Data records
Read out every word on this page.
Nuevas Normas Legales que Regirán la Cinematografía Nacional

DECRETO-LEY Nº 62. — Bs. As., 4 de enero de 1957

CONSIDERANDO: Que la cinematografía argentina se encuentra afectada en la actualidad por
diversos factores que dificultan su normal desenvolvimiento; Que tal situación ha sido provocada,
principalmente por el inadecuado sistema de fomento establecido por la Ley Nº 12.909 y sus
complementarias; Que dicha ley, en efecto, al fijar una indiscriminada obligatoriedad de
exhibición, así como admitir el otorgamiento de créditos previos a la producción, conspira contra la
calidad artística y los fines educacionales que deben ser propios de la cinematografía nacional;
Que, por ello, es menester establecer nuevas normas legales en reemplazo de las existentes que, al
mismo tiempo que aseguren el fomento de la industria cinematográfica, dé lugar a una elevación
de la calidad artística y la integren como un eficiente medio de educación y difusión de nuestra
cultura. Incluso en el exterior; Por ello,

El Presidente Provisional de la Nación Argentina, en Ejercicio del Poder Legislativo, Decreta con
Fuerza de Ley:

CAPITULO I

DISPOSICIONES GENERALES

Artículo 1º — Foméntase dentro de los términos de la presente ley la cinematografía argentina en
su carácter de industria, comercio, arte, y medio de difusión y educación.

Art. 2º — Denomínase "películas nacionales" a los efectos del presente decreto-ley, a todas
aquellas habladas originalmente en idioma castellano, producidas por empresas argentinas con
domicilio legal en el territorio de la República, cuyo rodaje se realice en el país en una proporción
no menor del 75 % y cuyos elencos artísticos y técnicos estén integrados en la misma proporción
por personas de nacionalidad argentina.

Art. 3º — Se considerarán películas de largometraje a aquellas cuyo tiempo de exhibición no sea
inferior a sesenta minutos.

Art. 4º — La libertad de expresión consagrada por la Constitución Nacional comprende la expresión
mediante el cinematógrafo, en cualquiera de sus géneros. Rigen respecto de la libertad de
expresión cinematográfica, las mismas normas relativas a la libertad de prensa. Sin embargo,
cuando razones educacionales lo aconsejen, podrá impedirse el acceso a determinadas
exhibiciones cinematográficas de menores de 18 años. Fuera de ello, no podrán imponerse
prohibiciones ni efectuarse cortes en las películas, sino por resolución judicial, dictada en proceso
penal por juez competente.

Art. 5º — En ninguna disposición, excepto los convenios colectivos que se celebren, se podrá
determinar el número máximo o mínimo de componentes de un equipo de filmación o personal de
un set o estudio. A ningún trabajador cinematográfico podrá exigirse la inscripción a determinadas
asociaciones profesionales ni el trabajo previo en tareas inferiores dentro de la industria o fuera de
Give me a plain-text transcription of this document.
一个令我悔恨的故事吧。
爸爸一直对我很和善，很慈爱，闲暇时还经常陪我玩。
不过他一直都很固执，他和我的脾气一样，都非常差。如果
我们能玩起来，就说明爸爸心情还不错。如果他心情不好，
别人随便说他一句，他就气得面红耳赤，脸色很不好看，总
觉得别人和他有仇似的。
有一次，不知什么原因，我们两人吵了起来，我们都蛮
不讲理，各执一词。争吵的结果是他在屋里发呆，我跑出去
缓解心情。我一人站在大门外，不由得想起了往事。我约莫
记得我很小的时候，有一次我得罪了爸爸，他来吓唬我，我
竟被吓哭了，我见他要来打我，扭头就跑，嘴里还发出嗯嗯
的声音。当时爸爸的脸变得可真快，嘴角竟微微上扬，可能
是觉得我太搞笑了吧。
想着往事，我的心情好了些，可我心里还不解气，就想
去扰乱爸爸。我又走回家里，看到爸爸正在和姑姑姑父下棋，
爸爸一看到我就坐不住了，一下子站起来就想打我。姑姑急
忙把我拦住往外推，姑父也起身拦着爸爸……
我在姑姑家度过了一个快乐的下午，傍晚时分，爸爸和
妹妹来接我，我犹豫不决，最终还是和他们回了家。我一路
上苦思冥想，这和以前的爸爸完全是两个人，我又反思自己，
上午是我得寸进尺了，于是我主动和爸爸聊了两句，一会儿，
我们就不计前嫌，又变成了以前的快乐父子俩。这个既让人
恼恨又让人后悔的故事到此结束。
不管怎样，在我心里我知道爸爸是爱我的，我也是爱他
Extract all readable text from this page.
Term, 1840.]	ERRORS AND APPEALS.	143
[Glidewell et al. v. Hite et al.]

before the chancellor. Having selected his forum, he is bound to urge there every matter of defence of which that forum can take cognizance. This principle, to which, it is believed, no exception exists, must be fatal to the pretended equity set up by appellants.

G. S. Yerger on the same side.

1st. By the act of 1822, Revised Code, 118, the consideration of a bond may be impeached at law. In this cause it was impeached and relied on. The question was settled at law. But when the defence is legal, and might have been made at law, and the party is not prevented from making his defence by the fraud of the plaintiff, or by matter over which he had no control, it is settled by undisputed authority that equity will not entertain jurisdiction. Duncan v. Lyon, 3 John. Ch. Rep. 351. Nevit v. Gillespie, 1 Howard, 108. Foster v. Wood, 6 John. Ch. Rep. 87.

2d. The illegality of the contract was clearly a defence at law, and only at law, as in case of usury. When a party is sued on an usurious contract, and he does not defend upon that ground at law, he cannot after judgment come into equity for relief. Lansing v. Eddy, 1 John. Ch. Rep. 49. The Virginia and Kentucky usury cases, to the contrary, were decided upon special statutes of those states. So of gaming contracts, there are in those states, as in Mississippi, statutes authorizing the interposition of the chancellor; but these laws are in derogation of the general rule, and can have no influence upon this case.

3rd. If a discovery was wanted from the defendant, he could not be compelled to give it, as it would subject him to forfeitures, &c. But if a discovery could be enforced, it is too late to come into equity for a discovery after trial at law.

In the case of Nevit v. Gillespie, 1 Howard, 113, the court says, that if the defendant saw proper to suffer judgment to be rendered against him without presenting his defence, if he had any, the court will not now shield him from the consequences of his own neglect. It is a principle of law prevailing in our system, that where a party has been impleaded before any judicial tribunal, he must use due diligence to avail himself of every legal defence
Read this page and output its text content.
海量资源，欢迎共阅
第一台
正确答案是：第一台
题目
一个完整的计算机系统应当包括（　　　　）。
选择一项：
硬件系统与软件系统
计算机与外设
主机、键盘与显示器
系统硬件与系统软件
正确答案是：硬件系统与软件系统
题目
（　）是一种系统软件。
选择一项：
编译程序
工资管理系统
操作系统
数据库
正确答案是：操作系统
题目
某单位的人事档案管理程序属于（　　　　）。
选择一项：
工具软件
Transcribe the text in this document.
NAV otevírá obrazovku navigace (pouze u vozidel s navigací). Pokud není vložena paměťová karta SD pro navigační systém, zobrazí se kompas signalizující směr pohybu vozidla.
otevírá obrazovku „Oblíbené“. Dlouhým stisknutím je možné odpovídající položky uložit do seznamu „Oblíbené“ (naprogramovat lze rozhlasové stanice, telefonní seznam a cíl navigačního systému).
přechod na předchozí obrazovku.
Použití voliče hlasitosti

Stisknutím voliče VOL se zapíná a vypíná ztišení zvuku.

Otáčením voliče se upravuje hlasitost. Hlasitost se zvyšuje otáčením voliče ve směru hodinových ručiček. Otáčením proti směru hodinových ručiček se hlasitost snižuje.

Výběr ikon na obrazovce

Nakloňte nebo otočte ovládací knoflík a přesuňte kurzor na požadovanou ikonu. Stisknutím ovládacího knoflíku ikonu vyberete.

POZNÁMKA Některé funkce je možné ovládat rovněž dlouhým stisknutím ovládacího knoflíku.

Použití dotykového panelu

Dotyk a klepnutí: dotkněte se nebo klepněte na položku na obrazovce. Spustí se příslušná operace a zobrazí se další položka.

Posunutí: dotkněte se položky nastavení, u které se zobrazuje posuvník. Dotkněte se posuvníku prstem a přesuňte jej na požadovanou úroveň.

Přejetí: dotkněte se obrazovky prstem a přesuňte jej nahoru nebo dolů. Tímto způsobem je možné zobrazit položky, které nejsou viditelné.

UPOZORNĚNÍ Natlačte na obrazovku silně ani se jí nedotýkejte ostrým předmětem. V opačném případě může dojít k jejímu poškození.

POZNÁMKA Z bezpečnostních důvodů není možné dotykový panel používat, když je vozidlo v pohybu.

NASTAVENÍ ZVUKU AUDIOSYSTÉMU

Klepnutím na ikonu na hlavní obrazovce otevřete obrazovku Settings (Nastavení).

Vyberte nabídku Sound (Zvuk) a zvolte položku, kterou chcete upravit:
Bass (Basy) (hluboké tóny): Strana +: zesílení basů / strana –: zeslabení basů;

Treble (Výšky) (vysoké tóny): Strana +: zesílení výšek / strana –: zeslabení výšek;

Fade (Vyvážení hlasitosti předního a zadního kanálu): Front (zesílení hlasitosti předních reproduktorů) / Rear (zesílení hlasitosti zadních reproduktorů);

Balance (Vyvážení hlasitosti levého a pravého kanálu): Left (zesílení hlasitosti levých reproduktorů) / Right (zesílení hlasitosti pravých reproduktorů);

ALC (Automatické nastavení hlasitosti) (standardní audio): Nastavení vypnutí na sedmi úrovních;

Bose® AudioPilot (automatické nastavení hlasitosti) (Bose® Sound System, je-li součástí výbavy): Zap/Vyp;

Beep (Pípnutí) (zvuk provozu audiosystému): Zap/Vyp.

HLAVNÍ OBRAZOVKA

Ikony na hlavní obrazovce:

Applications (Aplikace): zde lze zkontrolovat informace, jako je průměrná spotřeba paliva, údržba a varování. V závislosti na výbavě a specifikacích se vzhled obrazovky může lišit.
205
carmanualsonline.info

EXERCISE REQUIREMENTS
Look over the listing above. Pick out and copy every line that includes "přesuňte".

SOLUTION TO THIS EXERCISE
Nakloňte nebo otočte ovládací knoflík a přesuňte kurzor na požadovanou ikonu. Stisknutím ovládacího knoflíku ikonu vyberete.
Posunutí: dotkněte se položky nastavení, u které se zobrazuje posuvník. Dotkněte se posuvníku prstem a přesuňte jej na požadovanou úroveň.
Přejetí: dotkněte se obrazovky prstem a přesuňte jej nahoru nebo dolů. Tímto způsobem je možné zobrazit položky, které nejsou viditelné.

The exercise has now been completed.